**課題 1:** 本文で二重かぎかっこ『』に囲まれている語句を、重複を除いてすべて挙げなさい。

----

2019年12月6日公開の映画『ルパン三世 THE FIRST』。2019年冬公開の映画の中でも、一際注目を浴びている新時代の『ルパン三世』。3DCGという新たな姿でスクリーンに帰ってきた各キャラクターの活躍が楽しみな話題作です。 今回は、山崎貴監督インタビューの第2弾。本作のこだわりや見どころ、そして『FIAT 500』の登場シーンなどについて、根掘り葉掘りお話を伺いました。
これまでにも、たくさんの話題作でメガホンを取ってきた山崎貴監督。最新作『ルパン三世 THE FIRST』を手掛けることになったきっかけとは?その経緯についてお聞きしました。
「本作には、最初アドバイザー的な関わり方をしていたのですが、ドンドン愛着が湧いてきまして。その流れで監督起用の話が出てきたんです。とても忙しい時期ではあったのですが、ルパン三世という題材は、一度は関わってみたいコンテンツだったので、こんなチャンス滅多にないと思って引き受けました」。
原作の誕生から50年以上にわたり、幅広い層で人気を博している『ルパン三世』。その最新作を手掛けるにあたり、どのような思いで作品制作に取り組んできたのか。本音を尋ねてみました。

----

**課題 2:** 下のデータ一覧の行をすべて、一字一句変えずに書き写しなさい。画像は答えに含めないこと。

**データ一覧:**
----

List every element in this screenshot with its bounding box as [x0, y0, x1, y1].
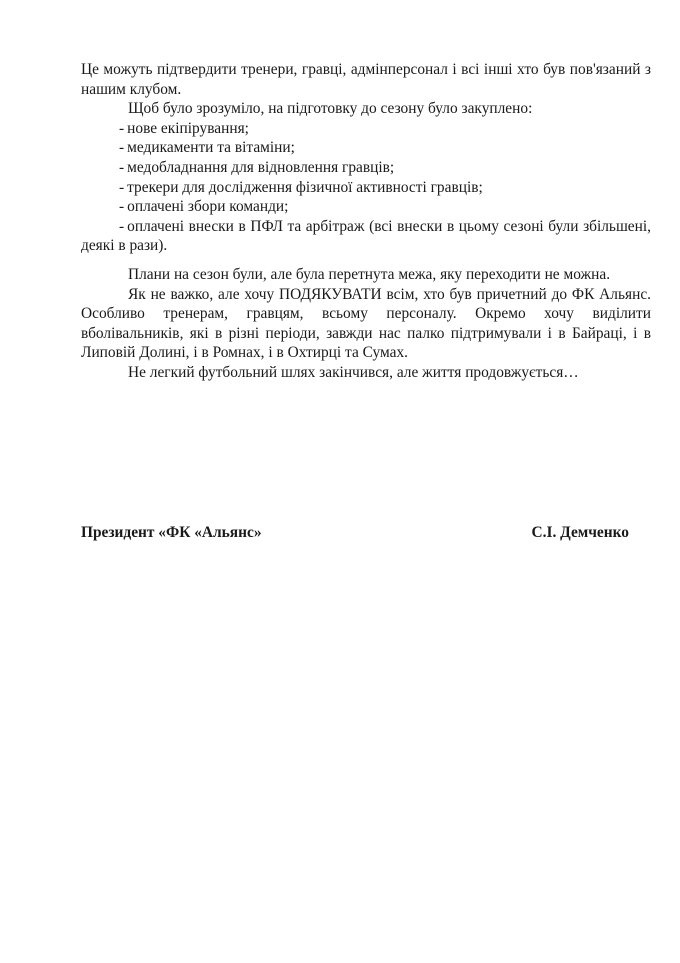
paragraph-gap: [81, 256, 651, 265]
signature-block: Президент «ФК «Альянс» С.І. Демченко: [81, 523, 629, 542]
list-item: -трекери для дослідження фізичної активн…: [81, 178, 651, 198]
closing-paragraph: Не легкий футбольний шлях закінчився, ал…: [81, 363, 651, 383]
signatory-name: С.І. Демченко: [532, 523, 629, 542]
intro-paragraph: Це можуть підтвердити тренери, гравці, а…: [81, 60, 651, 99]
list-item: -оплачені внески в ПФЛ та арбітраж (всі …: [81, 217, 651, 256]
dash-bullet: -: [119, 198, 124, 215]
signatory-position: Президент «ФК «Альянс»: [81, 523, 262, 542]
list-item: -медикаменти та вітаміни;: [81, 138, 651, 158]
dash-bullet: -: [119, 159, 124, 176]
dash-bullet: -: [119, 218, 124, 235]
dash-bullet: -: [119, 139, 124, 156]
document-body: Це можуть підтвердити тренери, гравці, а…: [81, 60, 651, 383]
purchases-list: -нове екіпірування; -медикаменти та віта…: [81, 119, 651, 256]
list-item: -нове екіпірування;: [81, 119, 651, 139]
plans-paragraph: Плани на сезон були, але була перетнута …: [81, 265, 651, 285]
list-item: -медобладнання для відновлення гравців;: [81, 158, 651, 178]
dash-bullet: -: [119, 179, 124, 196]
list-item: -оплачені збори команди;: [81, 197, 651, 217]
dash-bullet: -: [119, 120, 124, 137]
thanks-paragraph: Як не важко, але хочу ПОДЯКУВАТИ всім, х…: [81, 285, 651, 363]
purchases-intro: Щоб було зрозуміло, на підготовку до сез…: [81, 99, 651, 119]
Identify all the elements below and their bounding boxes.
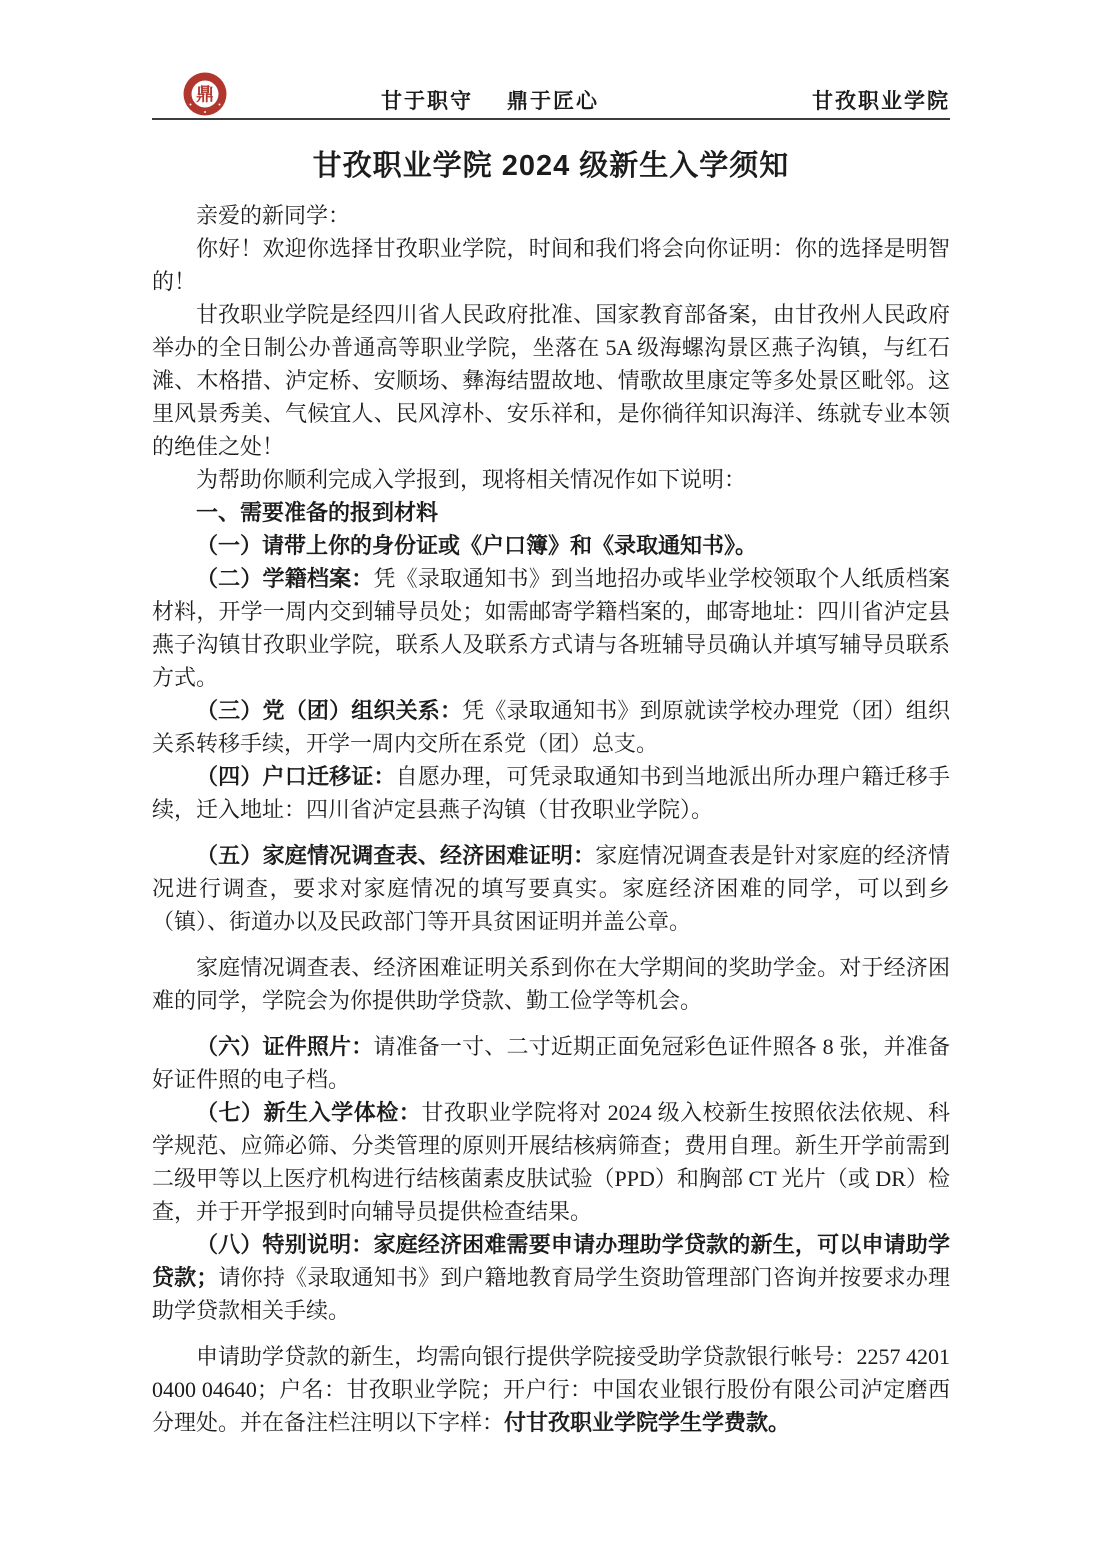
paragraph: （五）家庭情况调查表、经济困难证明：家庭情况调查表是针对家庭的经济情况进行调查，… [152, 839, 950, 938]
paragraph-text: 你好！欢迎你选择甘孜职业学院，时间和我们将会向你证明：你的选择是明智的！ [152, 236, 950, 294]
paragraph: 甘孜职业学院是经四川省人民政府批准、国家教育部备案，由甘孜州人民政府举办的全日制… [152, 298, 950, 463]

----

**解答 1:**
『ルパン三世 THE FIRST』
『ルパン三世』
『FIAT 500』

**解答 2:**
List every element in this screenshot with its bounding box as [x0, y0, x1, y1].
paragraph-gap: [81, 256, 651, 265]
signature-block: Президент «ФК «Альянс» С.І. Демченко: [81, 523, 629, 542]
list-item: -трекери для дослідження фізичної активн…: [81, 178, 651, 198]
closing-paragraph: Не легкий футбольний шлях закінчився, ал…: [81, 363, 651, 383]
signatory-name: С.І. Демченко: [532, 523, 629, 542]
intro-paragraph: Це можуть підтвердити тренери, гравці, а…: [81, 60, 651, 99]
list-item: -оплачені внески в ПФЛ та арбітраж (всі …: [81, 217, 651, 256]
dash-bullet: -: [119, 198, 124, 215]
signatory-position: Президент «ФК «Альянс»: [81, 523, 262, 542]
list-item: -медикаменти та вітаміни;: [81, 138, 651, 158]
dash-bullet: -: [119, 159, 124, 176]
dash-bullet: -: [119, 218, 124, 235]
dash-bullet: -: [119, 139, 124, 156]
document-body: Це можуть підтвердити тренери, гравці, а…: [81, 60, 651, 383]
purchases-list: -нове екіпірування; -медикаменти та віта…: [81, 119, 651, 256]
list-item: -нове екіпірування;: [81, 119, 651, 139]
plans-paragraph: Плани на сезон були, але була перетнута …: [81, 265, 651, 285]
list-item: -медобладнання для відновлення гравців;: [81, 158, 651, 178]
dash-bullet: -: [119, 179, 124, 196]
list-item: -оплачені збори команди;: [81, 197, 651, 217]
dash-bullet: -: [119, 120, 124, 137]
thanks-paragraph: Як не важко, але хочу ПОДЯКУВАТИ всім, х…: [81, 285, 651, 363]
purchases-intro: Щоб було зрозуміло, на підготовку до сез…: [81, 99, 651, 119]
Identify all the elements below and their bounding boxes.
paragraph: （五）家庭情况调查表、经济困难证明：家庭情况调查表是针对家庭的经济情况进行调查，… [152, 839, 950, 938]
paragraph-text: 你好！欢迎你选择甘孜职业学院，时间和我们将会向你证明：你的选择是明智的！ [152, 236, 950, 294]
paragraph: 甘孜职业学院是经四川省人民政府批准、国家教育部备案，由甘孜州人民政府举办的全日制… [152, 298, 950, 463]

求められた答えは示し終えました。